WRITTEN REQUEST:
Copy out the lines that have "Management" in them.

[BEGIN]

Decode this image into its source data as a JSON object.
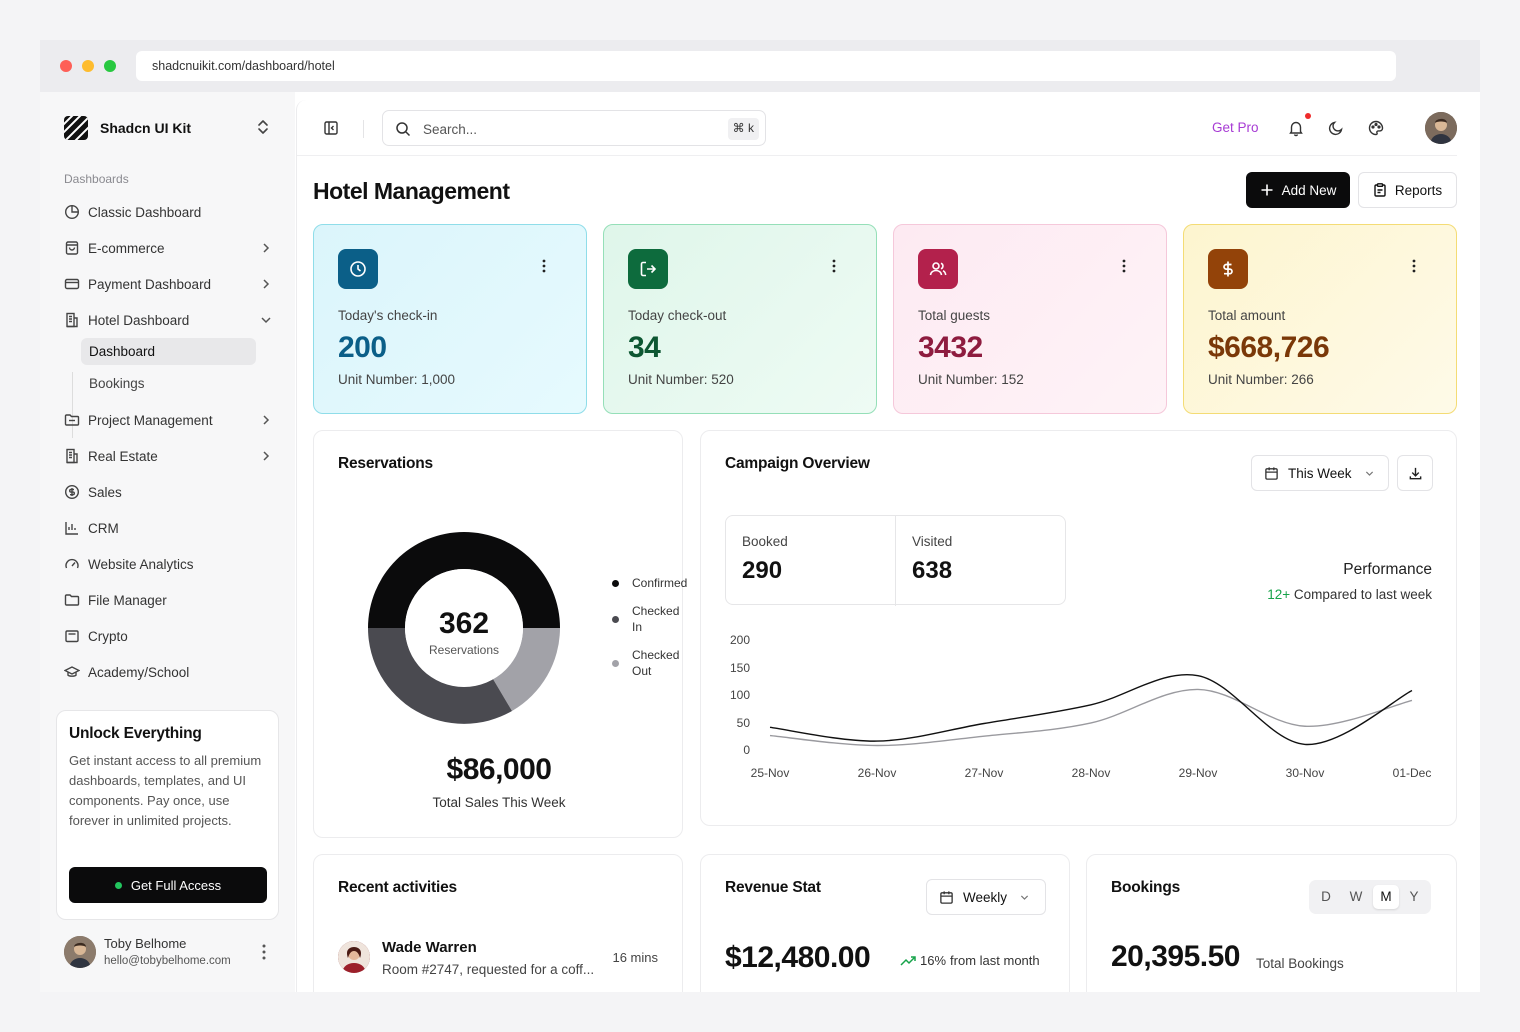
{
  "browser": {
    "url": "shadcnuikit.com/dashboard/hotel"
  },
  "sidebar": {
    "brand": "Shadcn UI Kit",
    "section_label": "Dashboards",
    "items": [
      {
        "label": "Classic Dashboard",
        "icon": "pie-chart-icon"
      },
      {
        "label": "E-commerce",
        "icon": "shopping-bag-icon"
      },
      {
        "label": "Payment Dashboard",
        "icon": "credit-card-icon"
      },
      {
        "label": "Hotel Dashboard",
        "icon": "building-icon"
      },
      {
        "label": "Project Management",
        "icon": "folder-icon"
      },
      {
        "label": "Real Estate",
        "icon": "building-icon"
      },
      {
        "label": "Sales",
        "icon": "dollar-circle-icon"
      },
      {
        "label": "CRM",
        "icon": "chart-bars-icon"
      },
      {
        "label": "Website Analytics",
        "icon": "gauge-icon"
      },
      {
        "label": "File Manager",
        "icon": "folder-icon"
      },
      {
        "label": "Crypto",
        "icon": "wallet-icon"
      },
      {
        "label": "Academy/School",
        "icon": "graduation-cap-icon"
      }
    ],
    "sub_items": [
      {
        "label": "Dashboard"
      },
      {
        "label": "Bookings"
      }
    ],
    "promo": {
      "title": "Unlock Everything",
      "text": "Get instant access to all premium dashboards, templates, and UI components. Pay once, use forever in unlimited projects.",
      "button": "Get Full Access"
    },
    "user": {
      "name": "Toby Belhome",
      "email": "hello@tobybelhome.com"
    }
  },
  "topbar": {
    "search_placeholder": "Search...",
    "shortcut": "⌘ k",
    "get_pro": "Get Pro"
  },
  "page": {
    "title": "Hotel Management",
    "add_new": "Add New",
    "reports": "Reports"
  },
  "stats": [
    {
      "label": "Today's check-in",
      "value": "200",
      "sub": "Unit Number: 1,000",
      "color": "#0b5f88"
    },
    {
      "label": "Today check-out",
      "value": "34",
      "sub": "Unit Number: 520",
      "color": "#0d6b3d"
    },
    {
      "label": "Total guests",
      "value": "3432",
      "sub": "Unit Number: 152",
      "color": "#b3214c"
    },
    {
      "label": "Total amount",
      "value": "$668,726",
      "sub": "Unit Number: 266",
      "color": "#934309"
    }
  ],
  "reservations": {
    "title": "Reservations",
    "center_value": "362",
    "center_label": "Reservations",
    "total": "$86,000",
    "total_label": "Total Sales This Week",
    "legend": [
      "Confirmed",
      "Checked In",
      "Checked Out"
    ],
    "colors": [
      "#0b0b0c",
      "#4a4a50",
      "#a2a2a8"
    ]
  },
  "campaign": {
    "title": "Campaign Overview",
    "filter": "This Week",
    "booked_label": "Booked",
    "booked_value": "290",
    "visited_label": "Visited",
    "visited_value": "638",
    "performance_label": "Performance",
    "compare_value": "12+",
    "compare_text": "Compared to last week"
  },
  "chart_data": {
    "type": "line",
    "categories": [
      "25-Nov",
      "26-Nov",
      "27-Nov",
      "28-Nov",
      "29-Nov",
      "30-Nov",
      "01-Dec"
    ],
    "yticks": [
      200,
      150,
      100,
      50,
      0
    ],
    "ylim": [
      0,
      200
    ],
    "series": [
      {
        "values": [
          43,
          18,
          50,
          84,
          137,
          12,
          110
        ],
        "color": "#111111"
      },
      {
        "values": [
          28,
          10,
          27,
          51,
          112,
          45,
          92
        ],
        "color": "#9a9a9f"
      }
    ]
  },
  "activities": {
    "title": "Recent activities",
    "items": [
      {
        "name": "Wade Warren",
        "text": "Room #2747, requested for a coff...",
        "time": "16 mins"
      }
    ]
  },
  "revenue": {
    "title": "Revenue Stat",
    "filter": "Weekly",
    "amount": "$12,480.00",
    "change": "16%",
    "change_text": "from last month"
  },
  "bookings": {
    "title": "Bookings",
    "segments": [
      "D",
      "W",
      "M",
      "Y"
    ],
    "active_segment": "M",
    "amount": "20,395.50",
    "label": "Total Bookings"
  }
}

[END]

RESPONSE TO THIS EXERCISE:
        "label": "Project Management",
    "title": "Hotel Management",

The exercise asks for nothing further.